[Figure content listings]
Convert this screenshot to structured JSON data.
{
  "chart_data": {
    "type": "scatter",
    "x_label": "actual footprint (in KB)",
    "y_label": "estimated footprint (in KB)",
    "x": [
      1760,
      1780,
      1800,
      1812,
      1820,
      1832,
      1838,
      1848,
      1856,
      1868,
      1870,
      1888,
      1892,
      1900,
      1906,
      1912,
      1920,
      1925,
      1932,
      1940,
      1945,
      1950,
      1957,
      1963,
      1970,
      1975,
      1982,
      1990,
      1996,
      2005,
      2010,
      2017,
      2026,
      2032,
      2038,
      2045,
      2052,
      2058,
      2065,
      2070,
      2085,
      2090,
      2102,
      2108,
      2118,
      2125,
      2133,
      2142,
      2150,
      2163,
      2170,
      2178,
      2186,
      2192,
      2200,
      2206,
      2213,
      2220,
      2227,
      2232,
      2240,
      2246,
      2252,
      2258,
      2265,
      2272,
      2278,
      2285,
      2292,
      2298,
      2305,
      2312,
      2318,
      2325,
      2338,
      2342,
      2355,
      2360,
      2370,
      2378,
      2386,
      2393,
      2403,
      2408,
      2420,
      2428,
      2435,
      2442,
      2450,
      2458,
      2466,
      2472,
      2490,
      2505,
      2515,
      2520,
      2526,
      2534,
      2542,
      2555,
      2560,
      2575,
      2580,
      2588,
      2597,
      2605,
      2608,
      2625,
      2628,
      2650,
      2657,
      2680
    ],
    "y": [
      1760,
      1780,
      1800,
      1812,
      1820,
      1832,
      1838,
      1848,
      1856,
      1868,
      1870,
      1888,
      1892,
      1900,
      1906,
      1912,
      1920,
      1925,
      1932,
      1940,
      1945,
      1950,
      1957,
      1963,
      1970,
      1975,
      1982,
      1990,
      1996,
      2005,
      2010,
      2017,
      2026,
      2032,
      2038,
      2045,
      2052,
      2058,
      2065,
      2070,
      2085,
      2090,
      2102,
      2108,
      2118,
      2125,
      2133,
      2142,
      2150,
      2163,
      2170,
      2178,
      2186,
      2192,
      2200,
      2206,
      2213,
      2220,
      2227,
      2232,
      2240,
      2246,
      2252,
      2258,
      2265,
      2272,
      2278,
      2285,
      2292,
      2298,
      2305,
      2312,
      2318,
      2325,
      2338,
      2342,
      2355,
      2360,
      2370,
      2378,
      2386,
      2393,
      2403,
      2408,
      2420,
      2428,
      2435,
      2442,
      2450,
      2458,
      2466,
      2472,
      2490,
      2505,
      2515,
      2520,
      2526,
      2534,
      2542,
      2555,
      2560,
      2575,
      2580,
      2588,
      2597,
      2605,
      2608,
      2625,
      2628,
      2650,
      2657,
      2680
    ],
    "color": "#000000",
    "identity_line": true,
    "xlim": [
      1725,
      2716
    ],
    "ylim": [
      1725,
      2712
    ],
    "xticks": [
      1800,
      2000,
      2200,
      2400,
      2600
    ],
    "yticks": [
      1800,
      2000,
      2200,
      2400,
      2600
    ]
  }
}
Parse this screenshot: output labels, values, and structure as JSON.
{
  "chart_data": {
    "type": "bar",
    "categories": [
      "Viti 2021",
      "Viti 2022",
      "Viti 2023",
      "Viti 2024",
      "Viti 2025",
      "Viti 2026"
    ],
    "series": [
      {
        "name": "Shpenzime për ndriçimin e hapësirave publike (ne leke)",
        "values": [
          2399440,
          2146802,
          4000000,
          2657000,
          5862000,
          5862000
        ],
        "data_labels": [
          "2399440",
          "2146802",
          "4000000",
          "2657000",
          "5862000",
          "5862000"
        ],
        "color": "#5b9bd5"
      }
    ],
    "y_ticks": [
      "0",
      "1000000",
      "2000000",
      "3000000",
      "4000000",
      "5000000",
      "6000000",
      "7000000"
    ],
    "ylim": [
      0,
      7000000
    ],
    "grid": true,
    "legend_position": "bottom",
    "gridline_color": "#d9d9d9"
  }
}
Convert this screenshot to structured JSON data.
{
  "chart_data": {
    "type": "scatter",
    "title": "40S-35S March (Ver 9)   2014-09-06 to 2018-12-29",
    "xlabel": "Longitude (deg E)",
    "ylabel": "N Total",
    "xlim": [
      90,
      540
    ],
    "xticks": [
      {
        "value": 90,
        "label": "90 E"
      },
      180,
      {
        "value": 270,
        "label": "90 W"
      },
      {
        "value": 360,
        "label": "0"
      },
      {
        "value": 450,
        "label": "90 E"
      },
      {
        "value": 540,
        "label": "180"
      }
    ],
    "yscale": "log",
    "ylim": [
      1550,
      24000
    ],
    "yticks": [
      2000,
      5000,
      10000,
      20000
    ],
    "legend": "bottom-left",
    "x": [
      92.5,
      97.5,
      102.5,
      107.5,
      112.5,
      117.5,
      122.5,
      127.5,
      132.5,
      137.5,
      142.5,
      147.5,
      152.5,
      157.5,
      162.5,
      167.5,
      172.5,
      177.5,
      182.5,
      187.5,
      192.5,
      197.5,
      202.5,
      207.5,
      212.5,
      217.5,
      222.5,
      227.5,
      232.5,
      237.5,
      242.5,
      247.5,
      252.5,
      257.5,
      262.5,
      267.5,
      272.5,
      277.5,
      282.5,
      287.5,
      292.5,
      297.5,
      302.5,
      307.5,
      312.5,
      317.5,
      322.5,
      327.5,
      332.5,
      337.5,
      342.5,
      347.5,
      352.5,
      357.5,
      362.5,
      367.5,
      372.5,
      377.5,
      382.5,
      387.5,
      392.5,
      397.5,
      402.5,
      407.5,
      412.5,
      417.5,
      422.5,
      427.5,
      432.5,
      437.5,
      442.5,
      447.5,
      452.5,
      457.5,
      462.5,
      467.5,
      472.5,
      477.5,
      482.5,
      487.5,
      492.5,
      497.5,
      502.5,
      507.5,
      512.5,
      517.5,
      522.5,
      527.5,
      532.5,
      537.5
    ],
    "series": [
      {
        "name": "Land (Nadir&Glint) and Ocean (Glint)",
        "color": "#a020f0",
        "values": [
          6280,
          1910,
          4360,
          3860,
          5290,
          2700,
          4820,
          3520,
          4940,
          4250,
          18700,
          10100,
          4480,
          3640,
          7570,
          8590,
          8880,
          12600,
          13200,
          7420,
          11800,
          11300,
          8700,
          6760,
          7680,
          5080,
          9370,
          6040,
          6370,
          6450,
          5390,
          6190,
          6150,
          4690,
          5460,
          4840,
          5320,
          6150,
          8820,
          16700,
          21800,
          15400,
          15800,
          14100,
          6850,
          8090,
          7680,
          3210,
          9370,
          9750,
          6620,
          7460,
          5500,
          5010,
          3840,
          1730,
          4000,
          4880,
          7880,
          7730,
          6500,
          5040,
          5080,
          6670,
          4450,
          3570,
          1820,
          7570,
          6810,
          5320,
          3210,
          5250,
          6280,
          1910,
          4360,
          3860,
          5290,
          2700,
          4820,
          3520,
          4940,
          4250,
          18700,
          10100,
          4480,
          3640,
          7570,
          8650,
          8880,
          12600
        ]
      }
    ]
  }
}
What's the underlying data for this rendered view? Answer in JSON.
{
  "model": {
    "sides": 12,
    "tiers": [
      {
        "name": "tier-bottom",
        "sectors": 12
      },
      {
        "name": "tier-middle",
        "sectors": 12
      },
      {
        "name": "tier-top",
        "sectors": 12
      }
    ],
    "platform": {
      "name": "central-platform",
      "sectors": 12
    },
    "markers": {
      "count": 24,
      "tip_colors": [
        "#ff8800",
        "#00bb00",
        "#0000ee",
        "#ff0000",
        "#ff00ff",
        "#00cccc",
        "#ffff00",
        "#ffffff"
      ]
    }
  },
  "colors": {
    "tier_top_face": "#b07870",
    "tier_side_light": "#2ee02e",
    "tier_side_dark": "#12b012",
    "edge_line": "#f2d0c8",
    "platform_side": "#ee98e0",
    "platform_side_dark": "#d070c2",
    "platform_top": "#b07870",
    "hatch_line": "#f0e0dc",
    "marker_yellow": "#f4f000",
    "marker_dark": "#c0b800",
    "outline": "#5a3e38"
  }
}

• _GIVEN TASK_: Check each line of the records for the word "name", and show the lines that contain it.

• _ANSWER FOR THE TASK_:
        "name": "Shpenzime për ndriçimin e hapësirave publike (ne leke)",
        "name": "Land (Nadir&Glint) and Ocean (Glint)",
        "name": "tier-bottom",
        "name": "tier-middle",
        "name": "tier-top",
      "name": "central-platform",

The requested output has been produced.